• [Your task] Copy every line in which the string "from" occurs.

━━━━━ Record list

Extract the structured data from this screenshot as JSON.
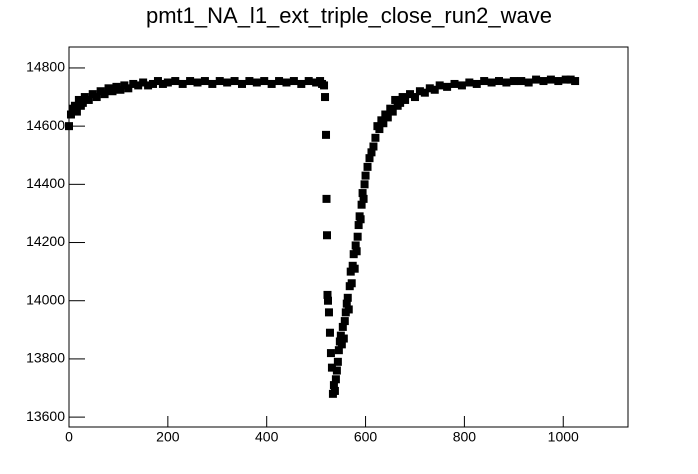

━━━━━━━━━━
━━━━━ Record list

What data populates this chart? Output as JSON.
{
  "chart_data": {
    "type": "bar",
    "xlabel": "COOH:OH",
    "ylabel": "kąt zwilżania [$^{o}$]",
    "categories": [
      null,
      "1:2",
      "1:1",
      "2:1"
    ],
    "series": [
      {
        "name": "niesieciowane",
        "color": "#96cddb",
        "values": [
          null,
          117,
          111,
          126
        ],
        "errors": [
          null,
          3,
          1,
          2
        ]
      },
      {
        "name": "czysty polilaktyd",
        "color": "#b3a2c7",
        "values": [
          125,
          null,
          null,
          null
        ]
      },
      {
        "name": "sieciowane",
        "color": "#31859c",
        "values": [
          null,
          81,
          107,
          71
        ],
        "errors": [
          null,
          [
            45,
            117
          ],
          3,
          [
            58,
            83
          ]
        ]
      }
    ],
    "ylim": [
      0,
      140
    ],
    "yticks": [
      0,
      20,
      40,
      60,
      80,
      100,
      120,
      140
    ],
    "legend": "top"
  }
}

━━━━━━━━━━
━━━━━ Record list

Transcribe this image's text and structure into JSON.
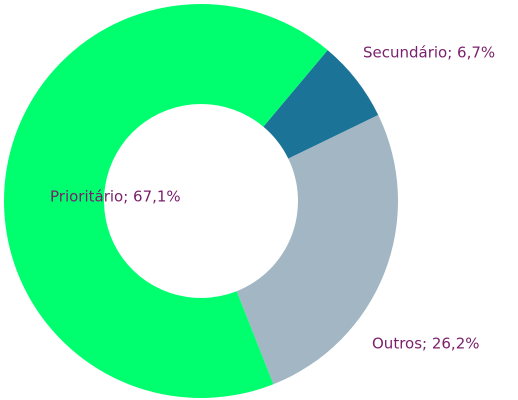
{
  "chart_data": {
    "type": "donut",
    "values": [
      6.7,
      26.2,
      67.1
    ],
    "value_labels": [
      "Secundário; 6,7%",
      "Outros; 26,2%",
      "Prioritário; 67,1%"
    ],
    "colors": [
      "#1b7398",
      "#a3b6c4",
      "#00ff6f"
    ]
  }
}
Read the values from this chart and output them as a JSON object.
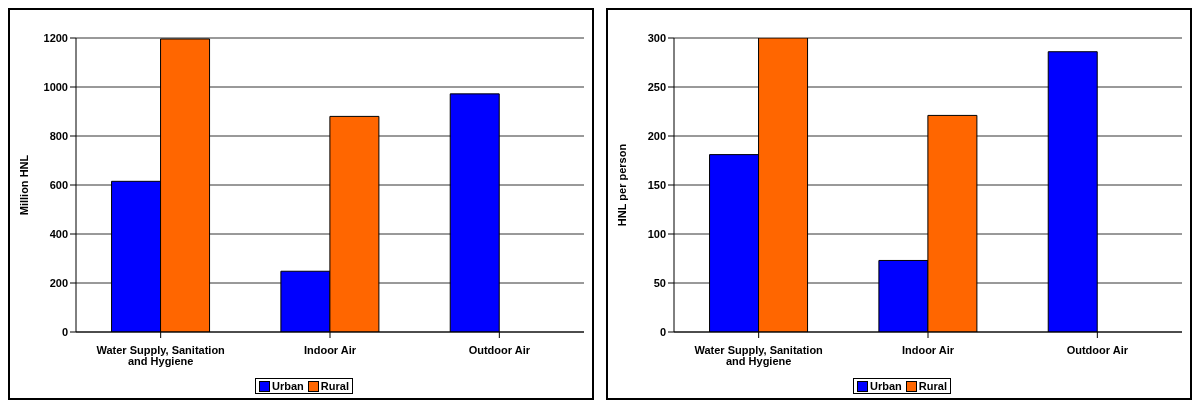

━━━━━━━━━━

• [Result for this task]
Extract the structured data from this screenshot as JSON.
Read the values from this chart and output them as a JSON object.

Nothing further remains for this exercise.